# Exercise passage
HIV-positive patients who miss hospital appointments in the first year after their diagnosis have an increased risk of death, US researchers report in the January 15th edition of Clinical Infectious Diseases. Even after controlling for CD4 cell count and use of antiretroviral therapy, patients who missed appointments still had an increased risk of death.
The investigators do not believe that missing occasional appointments in the first year of HIV care in itself contributed to mortality. Rather they suggest that missing appointments could act as a warning sign that an individual could have characteristics associated with a poorer outcome.
In 2006 a policy of routine, opt-out HIV testing was recommended for all adults using healthcare facilities in the US. The policy was introduced because of concerns that as many as 25% of the individuals with HIV in the US are undiagnosed.
If successful, this testing policy could result in a significant increase in the number of patients accessing HIV care. Earlier research has shown that a significant proportion of patients recently diagnosed with HIV do not attend follow-up appointments and that this can mean that there are delays in providing treatment and care.
Investigators from the University of Birmingham, Alabama, wished to explore the relationship between missed hospital appointments during the first year after diagnosis with HIV and longer-term survival. They hypothesised that patients who missed appointments had higher mortality.

# Assignment 1
Answer these questions about the passage on missed HIV appointments, one line each:
(a) In which journal and edition did the researchers report their findings?
(b) What share of individuals with HIV in the US may be undiagnosed?
(c) Which institution were the investigators from?
# Assignment 2
Output the part of the passage on missed HIV appointments word for word, starting with "If successful, this" and going on through "had higher mortality.".
# Assignment 3
Sum up the passage on missed HIV appointments in two sentences.

# Records provided
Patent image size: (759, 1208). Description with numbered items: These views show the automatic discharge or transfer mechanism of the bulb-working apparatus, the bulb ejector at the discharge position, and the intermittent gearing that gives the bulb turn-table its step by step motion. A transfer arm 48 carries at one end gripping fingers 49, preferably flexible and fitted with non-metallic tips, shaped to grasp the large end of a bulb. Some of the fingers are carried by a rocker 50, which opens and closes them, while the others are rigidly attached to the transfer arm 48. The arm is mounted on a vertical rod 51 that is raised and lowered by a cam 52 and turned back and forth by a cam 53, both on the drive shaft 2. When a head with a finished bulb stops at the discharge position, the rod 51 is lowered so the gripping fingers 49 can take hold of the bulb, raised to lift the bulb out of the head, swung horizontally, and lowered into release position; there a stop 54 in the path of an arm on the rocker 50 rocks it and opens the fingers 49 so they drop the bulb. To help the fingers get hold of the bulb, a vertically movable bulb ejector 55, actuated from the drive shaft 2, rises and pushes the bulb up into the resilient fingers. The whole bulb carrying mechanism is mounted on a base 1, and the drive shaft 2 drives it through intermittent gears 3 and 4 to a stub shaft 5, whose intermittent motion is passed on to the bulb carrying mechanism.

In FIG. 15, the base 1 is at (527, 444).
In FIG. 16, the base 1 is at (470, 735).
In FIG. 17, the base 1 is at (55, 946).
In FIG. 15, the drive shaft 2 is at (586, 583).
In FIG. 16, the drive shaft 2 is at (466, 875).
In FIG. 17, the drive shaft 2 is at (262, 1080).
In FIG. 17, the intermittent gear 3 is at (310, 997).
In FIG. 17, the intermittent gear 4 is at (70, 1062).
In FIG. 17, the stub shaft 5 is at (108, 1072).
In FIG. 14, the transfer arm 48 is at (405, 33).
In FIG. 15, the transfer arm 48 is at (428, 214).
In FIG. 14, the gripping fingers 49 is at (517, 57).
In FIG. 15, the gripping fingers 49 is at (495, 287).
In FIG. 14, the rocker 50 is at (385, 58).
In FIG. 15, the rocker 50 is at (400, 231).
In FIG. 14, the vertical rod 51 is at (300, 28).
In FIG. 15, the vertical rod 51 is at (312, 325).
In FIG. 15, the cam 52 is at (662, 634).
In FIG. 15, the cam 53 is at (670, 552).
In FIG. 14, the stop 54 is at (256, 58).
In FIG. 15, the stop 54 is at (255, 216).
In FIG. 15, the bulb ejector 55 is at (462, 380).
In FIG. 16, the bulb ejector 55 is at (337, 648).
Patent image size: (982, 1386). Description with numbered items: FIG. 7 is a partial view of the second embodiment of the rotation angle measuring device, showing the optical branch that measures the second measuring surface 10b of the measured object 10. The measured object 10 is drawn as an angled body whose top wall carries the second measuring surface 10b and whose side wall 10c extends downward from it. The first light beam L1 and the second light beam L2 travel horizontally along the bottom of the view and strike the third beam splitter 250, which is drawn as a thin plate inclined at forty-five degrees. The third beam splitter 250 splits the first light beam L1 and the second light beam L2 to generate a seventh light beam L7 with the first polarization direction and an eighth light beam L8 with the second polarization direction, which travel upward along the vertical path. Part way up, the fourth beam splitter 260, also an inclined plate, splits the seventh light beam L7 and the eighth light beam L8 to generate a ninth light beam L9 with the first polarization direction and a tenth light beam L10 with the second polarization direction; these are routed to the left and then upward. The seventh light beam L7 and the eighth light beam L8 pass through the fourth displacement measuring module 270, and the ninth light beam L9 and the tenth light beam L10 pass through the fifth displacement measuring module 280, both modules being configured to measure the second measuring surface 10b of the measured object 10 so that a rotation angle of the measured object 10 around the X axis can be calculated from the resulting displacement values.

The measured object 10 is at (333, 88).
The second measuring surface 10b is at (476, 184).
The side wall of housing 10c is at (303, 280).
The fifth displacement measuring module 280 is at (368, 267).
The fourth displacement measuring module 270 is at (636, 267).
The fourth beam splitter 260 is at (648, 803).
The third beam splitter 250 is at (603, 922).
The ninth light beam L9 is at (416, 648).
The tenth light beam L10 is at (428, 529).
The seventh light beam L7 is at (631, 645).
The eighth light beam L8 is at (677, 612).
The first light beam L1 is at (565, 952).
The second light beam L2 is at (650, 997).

# Task solution 1
(a) The January 15th edition of Clinical Infectious Diseases.
(b) As many as 25%.
(c) The University of Birmingham, Alabama.

# Task solution 2
If successful, this testing policy could result in a significant increase in the number of patients accessing HIV care. Earlier research has shown that a significant proportion of patients recently diagnosed with HIV do not attend follow-up appointments and that this can mean that there are delays in providing treatment and care.
Investigators from the University of Birmingham, Alabama, wished to explore the relationship between missed hospital appointments during the first year after diagnosis with HIV and longer-term survival. They hypothesised that patients who missed appointments had higher mortality.

# Task solution 3
HIV-positive patients who miss hospital appointments in the first year after diagnosis have a higher risk of death, even after controlling for CD4 cell count and antiretroviral therapy, though the investigators see missed appointments as a warning sign rather than a cause. The study comes after a 2006 US recommendation of routine, opt-out HIV testing that could significantly increase the number of patients accessing HIV care.